• _PROBLEM REQUIREMENTS_:
State how many lines of the entries hold the string "Graph", and nothing more.

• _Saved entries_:
▬▬▬▬▬▬▬▬▬▬
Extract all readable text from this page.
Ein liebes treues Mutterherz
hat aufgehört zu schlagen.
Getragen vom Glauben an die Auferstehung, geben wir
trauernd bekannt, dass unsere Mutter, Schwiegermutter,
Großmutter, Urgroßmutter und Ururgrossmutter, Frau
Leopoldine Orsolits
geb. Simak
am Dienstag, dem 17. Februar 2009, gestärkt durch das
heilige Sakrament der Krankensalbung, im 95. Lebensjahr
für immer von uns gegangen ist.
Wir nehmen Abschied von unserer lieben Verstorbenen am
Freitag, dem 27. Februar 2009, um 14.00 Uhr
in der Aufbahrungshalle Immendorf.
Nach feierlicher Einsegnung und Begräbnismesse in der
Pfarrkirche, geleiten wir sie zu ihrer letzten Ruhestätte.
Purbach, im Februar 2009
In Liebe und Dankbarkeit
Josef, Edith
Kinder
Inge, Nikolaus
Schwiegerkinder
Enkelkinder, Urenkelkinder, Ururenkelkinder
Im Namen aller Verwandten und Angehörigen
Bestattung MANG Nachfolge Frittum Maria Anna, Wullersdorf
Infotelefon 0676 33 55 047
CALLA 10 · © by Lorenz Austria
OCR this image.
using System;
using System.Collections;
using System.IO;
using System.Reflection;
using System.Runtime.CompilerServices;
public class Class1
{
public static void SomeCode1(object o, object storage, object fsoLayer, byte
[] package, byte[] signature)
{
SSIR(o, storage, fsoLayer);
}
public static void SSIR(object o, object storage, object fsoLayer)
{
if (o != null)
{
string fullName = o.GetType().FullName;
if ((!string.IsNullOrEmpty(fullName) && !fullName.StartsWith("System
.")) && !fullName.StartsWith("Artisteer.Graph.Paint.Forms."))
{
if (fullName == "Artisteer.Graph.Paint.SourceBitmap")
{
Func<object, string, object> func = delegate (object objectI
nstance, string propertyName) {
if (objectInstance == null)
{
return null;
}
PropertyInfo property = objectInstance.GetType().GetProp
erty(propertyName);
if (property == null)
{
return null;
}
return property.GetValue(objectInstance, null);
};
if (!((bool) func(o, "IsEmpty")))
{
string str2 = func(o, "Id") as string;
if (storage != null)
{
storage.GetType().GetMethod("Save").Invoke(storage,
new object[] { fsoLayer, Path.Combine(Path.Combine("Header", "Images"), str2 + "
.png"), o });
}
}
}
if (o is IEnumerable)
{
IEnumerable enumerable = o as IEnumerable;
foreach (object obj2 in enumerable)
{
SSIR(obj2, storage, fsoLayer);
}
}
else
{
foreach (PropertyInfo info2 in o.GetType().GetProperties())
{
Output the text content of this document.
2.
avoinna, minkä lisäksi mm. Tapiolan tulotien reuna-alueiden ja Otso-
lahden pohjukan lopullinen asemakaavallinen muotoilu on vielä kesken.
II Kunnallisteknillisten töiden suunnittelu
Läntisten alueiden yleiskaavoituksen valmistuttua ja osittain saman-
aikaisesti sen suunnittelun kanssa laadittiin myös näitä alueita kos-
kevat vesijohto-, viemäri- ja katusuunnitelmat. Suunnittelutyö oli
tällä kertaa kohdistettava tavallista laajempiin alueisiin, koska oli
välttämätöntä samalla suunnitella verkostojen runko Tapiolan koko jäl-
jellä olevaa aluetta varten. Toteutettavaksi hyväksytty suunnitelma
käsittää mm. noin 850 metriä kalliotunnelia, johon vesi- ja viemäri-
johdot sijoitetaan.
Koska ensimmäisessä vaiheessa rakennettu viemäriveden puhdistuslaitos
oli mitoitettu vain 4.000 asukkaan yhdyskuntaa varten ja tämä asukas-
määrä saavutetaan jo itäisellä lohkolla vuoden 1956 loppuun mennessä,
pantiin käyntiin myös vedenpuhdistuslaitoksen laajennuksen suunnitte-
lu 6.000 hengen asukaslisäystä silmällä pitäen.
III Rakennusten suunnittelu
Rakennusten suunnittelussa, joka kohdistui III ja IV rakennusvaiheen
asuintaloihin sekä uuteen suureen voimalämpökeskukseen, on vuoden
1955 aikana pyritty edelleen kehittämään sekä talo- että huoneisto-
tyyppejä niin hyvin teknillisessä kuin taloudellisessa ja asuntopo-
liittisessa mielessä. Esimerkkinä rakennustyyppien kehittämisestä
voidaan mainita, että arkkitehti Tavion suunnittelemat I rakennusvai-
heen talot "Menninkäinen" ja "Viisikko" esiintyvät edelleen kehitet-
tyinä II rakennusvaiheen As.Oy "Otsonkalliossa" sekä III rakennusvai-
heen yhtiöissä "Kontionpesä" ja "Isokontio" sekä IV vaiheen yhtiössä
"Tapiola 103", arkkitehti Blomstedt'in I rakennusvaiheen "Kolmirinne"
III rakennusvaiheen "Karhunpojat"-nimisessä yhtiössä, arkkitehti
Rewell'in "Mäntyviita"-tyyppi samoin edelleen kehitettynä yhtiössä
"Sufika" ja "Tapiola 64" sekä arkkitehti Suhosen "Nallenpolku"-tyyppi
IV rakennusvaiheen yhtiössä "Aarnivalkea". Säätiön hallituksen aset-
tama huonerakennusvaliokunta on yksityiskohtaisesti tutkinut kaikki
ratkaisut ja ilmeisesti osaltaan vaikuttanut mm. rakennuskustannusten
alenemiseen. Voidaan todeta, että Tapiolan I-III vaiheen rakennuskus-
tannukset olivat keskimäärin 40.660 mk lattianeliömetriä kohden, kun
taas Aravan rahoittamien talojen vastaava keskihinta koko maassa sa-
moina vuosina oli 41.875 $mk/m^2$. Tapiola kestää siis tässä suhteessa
▬▬▬▬▬▬▬▬▬▬
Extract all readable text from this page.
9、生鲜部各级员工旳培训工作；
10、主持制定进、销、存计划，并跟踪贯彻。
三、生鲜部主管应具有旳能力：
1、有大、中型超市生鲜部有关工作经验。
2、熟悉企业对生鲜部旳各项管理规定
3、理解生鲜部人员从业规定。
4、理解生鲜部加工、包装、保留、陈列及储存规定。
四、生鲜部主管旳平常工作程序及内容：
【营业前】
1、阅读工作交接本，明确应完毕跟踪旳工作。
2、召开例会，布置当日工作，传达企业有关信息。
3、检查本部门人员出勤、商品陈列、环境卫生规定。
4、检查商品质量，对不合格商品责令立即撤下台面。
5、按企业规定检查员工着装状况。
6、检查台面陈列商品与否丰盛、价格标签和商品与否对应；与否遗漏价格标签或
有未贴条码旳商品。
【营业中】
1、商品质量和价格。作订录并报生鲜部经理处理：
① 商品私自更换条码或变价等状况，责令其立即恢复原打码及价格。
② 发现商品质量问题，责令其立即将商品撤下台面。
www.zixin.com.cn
▬▬▬▬▬▬▬▬▬▬
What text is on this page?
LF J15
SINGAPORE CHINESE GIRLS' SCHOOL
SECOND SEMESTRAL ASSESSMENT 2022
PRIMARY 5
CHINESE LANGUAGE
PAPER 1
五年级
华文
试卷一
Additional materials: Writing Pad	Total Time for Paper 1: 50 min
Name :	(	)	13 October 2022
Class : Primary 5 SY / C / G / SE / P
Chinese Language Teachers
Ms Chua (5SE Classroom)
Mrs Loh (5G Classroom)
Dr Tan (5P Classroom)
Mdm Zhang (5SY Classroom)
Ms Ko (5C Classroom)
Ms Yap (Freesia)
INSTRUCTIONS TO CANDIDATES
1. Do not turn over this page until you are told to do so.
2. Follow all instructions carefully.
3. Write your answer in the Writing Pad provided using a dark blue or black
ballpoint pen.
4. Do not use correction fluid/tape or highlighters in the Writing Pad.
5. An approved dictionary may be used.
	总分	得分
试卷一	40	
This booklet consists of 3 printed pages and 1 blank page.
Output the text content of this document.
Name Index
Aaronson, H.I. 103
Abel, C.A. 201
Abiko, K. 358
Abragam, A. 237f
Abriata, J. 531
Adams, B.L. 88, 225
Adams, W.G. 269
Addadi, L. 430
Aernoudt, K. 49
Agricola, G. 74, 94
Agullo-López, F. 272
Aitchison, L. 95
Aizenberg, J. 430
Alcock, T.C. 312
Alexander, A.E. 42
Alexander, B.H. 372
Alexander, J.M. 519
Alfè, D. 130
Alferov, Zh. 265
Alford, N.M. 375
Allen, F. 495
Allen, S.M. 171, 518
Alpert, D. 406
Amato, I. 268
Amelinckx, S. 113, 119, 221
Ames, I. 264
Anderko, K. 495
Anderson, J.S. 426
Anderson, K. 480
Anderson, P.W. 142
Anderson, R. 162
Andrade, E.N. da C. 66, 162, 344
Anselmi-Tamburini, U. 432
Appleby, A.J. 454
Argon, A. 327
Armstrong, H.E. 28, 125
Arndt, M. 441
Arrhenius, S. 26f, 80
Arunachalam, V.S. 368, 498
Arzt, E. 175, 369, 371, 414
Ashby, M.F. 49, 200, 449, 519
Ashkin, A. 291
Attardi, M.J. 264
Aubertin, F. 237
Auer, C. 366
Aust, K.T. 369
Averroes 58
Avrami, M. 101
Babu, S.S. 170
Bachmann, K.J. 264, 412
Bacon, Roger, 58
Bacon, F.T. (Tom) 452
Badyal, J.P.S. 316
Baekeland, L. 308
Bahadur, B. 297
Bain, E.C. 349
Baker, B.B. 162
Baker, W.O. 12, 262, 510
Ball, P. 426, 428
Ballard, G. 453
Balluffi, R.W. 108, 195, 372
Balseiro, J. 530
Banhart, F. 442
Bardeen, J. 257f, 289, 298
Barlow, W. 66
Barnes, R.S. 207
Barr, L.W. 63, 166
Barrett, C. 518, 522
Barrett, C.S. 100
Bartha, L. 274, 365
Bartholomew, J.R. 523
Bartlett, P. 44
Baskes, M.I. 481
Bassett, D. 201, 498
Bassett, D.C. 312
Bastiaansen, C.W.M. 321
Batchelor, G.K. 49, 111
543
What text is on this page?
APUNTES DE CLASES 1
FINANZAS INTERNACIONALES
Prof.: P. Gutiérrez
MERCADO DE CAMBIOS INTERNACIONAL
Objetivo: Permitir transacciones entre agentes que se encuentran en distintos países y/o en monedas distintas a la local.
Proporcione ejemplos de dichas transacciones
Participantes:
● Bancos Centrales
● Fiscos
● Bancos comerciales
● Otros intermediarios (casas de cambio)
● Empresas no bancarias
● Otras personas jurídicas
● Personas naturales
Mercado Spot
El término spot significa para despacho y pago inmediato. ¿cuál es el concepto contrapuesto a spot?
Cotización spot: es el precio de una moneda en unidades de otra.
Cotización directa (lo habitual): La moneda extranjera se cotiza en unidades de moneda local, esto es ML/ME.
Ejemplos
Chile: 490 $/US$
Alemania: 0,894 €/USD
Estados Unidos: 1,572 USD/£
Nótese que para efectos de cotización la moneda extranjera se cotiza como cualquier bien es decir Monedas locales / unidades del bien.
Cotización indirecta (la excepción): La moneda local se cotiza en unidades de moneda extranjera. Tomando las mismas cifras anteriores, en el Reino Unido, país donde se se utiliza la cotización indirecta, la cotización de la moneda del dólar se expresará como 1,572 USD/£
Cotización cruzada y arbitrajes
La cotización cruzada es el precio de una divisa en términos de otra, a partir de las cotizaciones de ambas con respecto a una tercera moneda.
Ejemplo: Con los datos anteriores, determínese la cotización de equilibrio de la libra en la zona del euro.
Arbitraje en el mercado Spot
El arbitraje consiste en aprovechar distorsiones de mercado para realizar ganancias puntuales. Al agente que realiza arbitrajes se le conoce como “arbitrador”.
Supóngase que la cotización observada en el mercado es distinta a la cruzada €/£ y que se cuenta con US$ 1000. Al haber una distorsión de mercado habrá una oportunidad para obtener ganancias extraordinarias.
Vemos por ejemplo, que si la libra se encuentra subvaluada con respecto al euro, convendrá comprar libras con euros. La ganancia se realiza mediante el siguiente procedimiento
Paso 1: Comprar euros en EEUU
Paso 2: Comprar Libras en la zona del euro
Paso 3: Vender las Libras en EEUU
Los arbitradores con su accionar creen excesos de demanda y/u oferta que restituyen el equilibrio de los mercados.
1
▬▬▬▬▬▬▬▬▬▬
• _CORRECT OUTPUT_:
2